# To be done
In the material below, repeat only the lines from the one that holds "Enumerate this screenshot's" through the final line, exactly as they stand.

# Listed entries
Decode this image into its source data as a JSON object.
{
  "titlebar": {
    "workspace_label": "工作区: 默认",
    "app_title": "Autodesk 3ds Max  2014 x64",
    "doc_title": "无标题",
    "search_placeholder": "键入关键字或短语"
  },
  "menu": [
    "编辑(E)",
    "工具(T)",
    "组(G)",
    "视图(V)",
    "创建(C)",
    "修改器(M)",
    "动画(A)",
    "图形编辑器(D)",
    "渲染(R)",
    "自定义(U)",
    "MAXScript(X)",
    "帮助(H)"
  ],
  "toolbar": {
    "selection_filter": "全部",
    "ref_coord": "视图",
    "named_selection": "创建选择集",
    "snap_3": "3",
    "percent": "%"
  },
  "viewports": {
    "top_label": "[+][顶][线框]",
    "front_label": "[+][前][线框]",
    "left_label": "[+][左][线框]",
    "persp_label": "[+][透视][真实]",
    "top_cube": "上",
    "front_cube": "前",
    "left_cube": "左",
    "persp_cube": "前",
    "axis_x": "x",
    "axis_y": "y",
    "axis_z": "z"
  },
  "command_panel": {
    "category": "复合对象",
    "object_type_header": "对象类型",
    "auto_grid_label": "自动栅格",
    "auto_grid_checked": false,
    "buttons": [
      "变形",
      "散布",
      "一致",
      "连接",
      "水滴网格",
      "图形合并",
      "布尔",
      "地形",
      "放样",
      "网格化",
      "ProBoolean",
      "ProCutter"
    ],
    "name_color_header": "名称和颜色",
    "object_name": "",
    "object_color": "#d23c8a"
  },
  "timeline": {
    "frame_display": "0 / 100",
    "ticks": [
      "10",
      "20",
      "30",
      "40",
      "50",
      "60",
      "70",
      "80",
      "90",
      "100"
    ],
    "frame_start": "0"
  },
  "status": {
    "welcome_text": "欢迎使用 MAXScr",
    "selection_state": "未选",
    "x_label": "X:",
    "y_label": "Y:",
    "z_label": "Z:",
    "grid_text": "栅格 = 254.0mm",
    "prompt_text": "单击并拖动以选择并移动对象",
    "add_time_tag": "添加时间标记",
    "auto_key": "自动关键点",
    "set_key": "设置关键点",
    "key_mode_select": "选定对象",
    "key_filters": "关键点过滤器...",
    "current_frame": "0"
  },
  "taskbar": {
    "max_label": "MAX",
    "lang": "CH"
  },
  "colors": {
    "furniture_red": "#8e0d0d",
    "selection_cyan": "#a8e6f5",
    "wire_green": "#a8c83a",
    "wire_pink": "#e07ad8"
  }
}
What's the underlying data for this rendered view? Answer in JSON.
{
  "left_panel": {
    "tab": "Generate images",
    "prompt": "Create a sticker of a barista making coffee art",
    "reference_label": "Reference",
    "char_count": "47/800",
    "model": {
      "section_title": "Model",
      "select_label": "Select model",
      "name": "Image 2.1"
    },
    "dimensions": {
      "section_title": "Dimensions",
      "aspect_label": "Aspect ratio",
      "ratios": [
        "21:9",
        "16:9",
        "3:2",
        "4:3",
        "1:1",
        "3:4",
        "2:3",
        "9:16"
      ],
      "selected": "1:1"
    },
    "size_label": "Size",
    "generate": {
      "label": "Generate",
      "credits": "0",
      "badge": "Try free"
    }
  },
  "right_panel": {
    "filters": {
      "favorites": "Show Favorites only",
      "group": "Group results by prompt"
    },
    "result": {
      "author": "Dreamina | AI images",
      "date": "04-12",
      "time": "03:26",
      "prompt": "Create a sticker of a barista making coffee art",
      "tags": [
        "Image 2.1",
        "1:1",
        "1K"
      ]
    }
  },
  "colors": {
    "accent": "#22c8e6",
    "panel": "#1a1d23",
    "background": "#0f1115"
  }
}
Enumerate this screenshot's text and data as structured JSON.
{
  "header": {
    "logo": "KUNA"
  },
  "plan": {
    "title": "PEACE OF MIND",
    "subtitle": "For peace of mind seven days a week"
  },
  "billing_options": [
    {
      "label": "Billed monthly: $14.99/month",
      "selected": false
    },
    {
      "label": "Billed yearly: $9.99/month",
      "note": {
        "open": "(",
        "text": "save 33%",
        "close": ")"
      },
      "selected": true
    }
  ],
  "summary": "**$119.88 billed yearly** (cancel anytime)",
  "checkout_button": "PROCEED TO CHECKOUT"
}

# Output of the task
Enumerate this screenshot's text and data as structured JSON.
{
  "header": {
    "logo": "KUNA"
  },
  "plan": {
    "title": "PEACE OF MIND",
    "subtitle": "For peace of mind seven days a week"
  },
  "billing_options": [
    {
      "label": "Billed monthly: $14.99/month",
      "selected": false
    },
    {
      "label": "Billed yearly: $9.99/month",
      "note": {
        "open": "(",
        "text": "save 33%",
        "close": ")"
      },
      "selected": true
    }
  ],
  "summary": "**$119.88 billed yearly** (cancel anytime)",
  "checkout_button": "PROCEED TO CHECKOUT"
}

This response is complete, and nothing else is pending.